#### To do
Transcribe every entry word for word, but skip the images.

# Provided records start

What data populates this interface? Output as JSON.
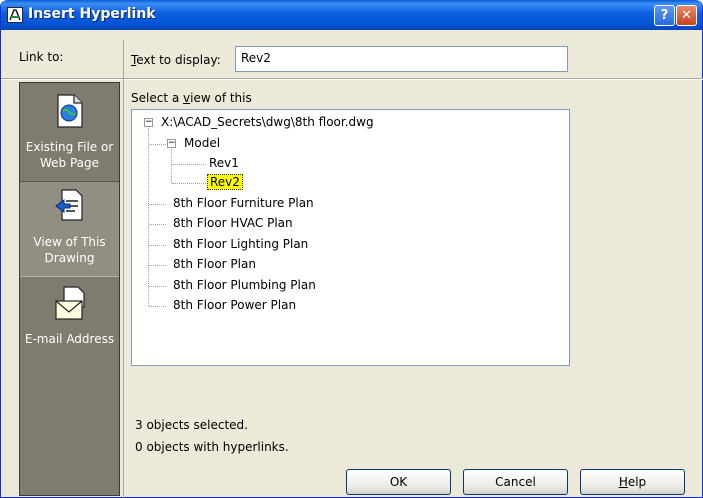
{
  "window": {
    "title": "Insert Hyperlink"
  },
  "titlebar": {
    "help_glyph": "?",
    "close_glyph": "✕"
  },
  "link_to": {
    "label": "Link to:",
    "items": [
      {
        "label_line1": "Existing File or",
        "label_line2": "Web Page",
        "icon": "globe-document-icon",
        "selected": false
      },
      {
        "label_line1": "View of This",
        "label_line2": "Drawing",
        "icon": "drawing-view-icon",
        "selected": true
      },
      {
        "label_line1": "E-mail Address",
        "label_line2": "",
        "icon": "envelope-icon",
        "selected": false
      }
    ]
  },
  "text_to_display": {
    "label_pre": "",
    "label_mnemonic": "T",
    "label_post": "ext to display:",
    "value": "Rev2"
  },
  "select_view": {
    "label_pre": "Select a ",
    "label_mnemonic": "v",
    "label_post": "iew of this"
  },
  "tree": {
    "root": "X:\\ACAD_Secrets\\dwg\\8th floor.dwg",
    "model": "Model",
    "rev1": "Rev1",
    "rev2": "Rev2",
    "layouts": [
      "8th Floor Furniture Plan",
      "8th Floor HVAC Plan",
      "8th Floor Lighting Plan",
      "8th Floor Plan",
      "8th Floor Plumbing Plan",
      "8th Floor Power Plan"
    ]
  },
  "status": {
    "selected": "3 objects selected.",
    "hyperlinks": "0 objects with hyperlinks."
  },
  "buttons": {
    "ok": "OK",
    "cancel": "Cancel",
    "help_mnemonic": "H",
    "help_rest": "elp"
  },
  "colors": {
    "titlebar": "#0b5fe0",
    "panel": "#7f7c6f",
    "highlight": "#ffff00"
  }
}
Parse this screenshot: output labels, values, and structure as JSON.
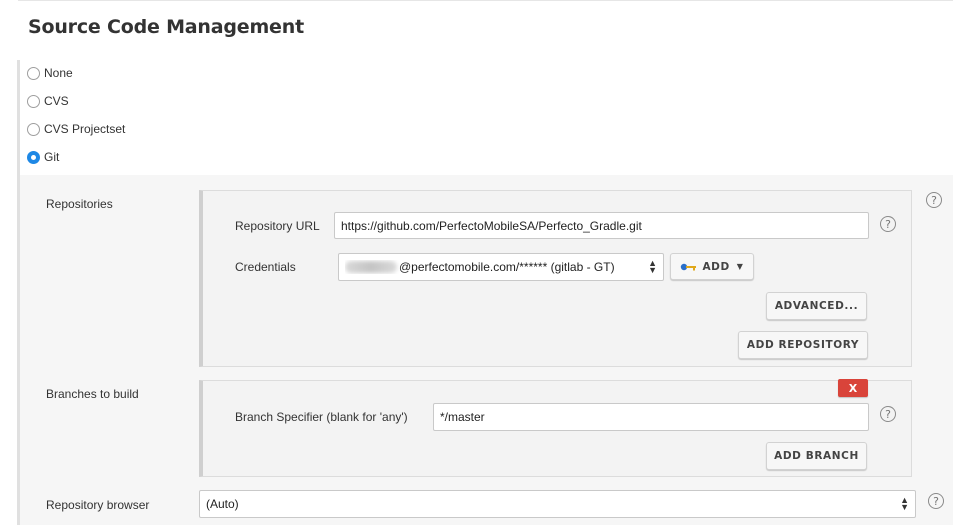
{
  "section": {
    "title": "Source Code Management"
  },
  "scm_options": [
    {
      "label": "None",
      "selected": false
    },
    {
      "label": "CVS",
      "selected": false
    },
    {
      "label": "CVS Projectset",
      "selected": false
    },
    {
      "label": "Git",
      "selected": true
    }
  ],
  "repositories": {
    "label": "Repositories",
    "url_label": "Repository URL",
    "url_value": "https://github.com/PerfectoMobileSA/Perfecto_Gradle.git",
    "credentials_label": "Credentials",
    "credentials_value": "@perfectomobile.com/****** (gitlab - GT)",
    "add_label": "ADD",
    "advanced_label": "ADVANCED...",
    "add_repository_label": "ADD REPOSITORY"
  },
  "branches": {
    "label": "Branches to build",
    "delete_label": "X",
    "specifier_label": "Branch Specifier (blank for 'any')",
    "specifier_value": "*/master",
    "add_branch_label": "ADD BRANCH"
  },
  "repository_browser": {
    "label": "Repository browser",
    "value": "(Auto)"
  },
  "help_glyph": "?",
  "colors": {
    "accent": "#1e88e5",
    "delete": "#d9443a",
    "panel": "#f3f3f3"
  }
}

# Provided records end

#### Result of this task
What data populates this interface? Output as JSON.
{
  "window": {
    "title": "Insert Hyperlink"
  },
  "titlebar": {
    "help_glyph": "?",
    "close_glyph": "✕"
  },
  "link_to": {
    "label": "Link to:",
    "items": [
      {
        "label_line1": "Existing File or",
        "label_line2": "Web Page",
        "icon": "globe-document-icon",
        "selected": false
      },
      {
        "label_line1": "View of This",
        "label_line2": "Drawing",
        "icon": "drawing-view-icon",
        "selected": true
      },
      {
        "label_line1": "E-mail Address",
        "label_line2": "",
        "icon": "envelope-icon",
        "selected": false
      }
    ]
  },
  "text_to_display": {
    "label_pre": "",
    "label_mnemonic": "T",
    "label_post": "ext to display:",
    "value": "Rev2"
  },
  "select_view": {
    "label_pre": "Select a ",
    "label_mnemonic": "v",
    "label_post": "iew of this"
  },
  "tree": {
    "root": "X:\\ACAD_Secrets\\dwg\\8th floor.dwg",
    "model": "Model",
    "rev1": "Rev1",
    "rev2": "Rev2",
    "layouts": [
      "8th Floor Furniture Plan",
      "8th Floor HVAC Plan",
      "8th Floor Lighting Plan",
      "8th Floor Plan",
      "8th Floor Plumbing Plan",
      "8th Floor Power Plan"
    ]
  },
  "status": {
    "selected": "3 objects selected.",
    "hyperlinks": "0 objects with hyperlinks."
  },
  "buttons": {
    "ok": "OK",
    "cancel": "Cancel",
    "help_mnemonic": "H",
    "help_rest": "elp"
  },
  "colors": {
    "titlebar": "#0b5fe0",
    "panel": "#7f7c6f",
    "highlight": "#ffff00"
  }
}
Parse this screenshot: output labels, values, and structure as JSON.
{
  "section": {
    "title": "Source Code Management"
  },
  "scm_options": [
    {
      "label": "None",
      "selected": false
    },
    {
      "label": "CVS",
      "selected": false
    },
    {
      "label": "CVS Projectset",
      "selected": false
    },
    {
      "label": "Git",
      "selected": true
    }
  ],
  "repositories": {
    "label": "Repositories",
    "url_label": "Repository URL",
    "url_value": "https://github.com/PerfectoMobileSA/Perfecto_Gradle.git",
    "credentials_label": "Credentials",
    "credentials_value": "@perfectomobile.com/****** (gitlab - GT)",
    "add_label": "ADD",
    "advanced_label": "ADVANCED...",
    "add_repository_label": "ADD REPOSITORY"
  },
  "branches": {
    "label": "Branches to build",
    "delete_label": "X",
    "specifier_label": "Branch Specifier (blank for 'any')",
    "specifier_value": "*/master",
    "add_branch_label": "ADD BRANCH"
  },
  "repository_browser": {
    "label": "Repository browser",
    "value": "(Auto)"
  },
  "help_glyph": "?",
  "colors": {
    "accent": "#1e88e5",
    "delete": "#d9443a",
    "panel": "#f3f3f3"
  }
}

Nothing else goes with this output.